Work to do: Repeat the entire listing exactly as written.

'''

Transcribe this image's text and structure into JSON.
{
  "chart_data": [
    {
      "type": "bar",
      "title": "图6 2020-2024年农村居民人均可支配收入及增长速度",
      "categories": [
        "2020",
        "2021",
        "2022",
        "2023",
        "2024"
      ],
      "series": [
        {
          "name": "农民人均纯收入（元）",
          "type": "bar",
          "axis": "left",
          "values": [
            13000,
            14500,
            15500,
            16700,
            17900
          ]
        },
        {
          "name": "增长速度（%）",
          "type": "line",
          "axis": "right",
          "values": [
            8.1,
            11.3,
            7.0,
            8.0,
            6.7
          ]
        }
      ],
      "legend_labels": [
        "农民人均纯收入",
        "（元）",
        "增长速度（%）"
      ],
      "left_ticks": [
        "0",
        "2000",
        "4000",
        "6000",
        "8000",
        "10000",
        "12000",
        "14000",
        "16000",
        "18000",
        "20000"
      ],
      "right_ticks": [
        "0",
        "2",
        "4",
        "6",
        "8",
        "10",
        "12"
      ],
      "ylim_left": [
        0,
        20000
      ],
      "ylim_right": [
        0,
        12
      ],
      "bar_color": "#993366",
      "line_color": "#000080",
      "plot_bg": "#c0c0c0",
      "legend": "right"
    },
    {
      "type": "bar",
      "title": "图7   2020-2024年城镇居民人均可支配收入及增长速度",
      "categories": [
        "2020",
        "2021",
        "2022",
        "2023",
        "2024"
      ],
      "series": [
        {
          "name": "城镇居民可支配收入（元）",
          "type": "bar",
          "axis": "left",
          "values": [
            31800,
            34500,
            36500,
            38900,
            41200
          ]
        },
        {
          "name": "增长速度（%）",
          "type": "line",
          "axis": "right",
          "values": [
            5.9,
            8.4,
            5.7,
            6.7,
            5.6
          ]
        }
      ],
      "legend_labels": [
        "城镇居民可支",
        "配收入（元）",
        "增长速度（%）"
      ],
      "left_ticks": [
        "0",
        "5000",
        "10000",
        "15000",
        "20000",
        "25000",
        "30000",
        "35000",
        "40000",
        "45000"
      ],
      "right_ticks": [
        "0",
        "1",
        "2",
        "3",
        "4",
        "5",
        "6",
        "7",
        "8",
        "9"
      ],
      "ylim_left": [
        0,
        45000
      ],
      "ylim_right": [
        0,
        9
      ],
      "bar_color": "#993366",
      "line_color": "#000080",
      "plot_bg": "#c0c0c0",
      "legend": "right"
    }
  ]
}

'''

Solution for this task:
Transcribe this image's text and structure into JSON.
{
  "chart_data": [
    {
      "type": "bar",
      "title": "图6 2020-2024年农村居民人均可支配收入及增长速度",
      "categories": [
        "2020",
        "2021",
        "2022",
        "2023",
        "2024"
      ],
      "series": [
        {
          "name": "农民人均纯收入（元）",
          "type": "bar",
          "axis": "left",
          "values": [
            13000,
            14500,
            15500,
            16700,
            17900
          ]
        },
        {
          "name": "增长速度（%）",
          "type": "line",
          "axis": "right",
          "values": [
            8.1,
            11.3,
            7.0,
            8.0,
            6.7
          ]
        }
      ],
      "legend_labels": [
        "农民人均纯收入",
        "（元）",
        "增长速度（%）"
      ],
      "left_ticks": [
        "0",
        "2000",
        "4000",
        "6000",
        "8000",
        "10000",
        "12000",
        "14000",
        "16000",
        "18000",
        "20000"
      ],
      "right_ticks": [
        "0",
        "2",
        "4",
        "6",
        "8",
        "10",
        "12"
      ],
      "ylim_left": [
        0,
        20000
      ],
      "ylim_right": [
        0,
        12
      ],
      "bar_color": "#993366",
      "line_color": "#000080",
      "plot_bg": "#c0c0c0",
      "legend": "right"
    },
    {
      "type": "bar",
      "title": "图7   2020-2024年城镇居民人均可支配收入及增长速度",
      "categories": [
        "2020",
        "2021",
        "2022",
        "2023",
        "2024"
      ],
      "series": [
        {
          "name": "城镇居民可支配收入（元）",
          "type": "bar",
          "axis": "left",
          "values": [
            31800,
            34500,
            36500,
            38900,
            41200
          ]
        },
        {
          "name": "增长速度（%）",
          "type": "line",
          "axis": "right",
          "values": [
            5.9,
            8.4,
            5.7,
            6.7,
            5.6
          ]
        }
      ],
      "legend_labels": [
        "城镇居民可支",
        "配收入（元）",
        "增长速度（%）"
      ],
      "left_ticks": [
        "0",
        "5000",
        "10000",
        "15000",
        "20000",
        "25000",
        "30000",
        "35000",
        "40000",
        "45000"
      ],
      "right_ticks": [
        "0",
        "1",
        "2",
        "3",
        "4",
        "5",
        "6",
        "7",
        "8",
        "9"
      ],
      "ylim_left": [
        0,
        45000
      ],
      "ylim_right": [
        0,
        9
      ],
      "bar_color": "#993366",
      "line_color": "#000080",
      "plot_bg": "#c0c0c0",
      "legend": "right"
    }
  ]
}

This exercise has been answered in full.